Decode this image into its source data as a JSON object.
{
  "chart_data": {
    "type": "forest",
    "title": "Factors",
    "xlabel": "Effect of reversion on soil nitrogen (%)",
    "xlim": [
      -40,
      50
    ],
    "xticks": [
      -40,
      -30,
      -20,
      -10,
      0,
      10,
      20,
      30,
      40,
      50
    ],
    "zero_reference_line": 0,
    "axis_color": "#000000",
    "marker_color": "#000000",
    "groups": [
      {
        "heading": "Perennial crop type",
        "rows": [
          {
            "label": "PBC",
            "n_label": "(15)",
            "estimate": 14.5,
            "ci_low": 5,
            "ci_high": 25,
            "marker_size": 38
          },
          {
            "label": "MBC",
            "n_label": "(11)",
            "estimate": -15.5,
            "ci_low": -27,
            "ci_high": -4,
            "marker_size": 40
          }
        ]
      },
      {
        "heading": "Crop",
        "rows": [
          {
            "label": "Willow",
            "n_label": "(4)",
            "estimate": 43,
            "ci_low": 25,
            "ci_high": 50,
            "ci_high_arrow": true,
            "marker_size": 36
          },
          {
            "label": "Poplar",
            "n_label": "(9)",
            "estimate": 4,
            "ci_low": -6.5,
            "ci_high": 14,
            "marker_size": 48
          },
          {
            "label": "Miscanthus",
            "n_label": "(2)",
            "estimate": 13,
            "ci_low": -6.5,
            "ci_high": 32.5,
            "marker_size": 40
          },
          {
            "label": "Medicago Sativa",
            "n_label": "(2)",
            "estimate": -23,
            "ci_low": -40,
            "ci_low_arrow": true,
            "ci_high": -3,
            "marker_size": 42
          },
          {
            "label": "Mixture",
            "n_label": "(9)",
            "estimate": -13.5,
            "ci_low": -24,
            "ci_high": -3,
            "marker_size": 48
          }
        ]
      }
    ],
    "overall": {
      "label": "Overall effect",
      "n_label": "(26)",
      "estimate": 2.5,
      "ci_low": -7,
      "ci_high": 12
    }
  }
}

*Written task:* Gather each line in the data that holds the string "heading".

*Result:*
        "heading": "Perennial crop type",
        "heading": "Crop",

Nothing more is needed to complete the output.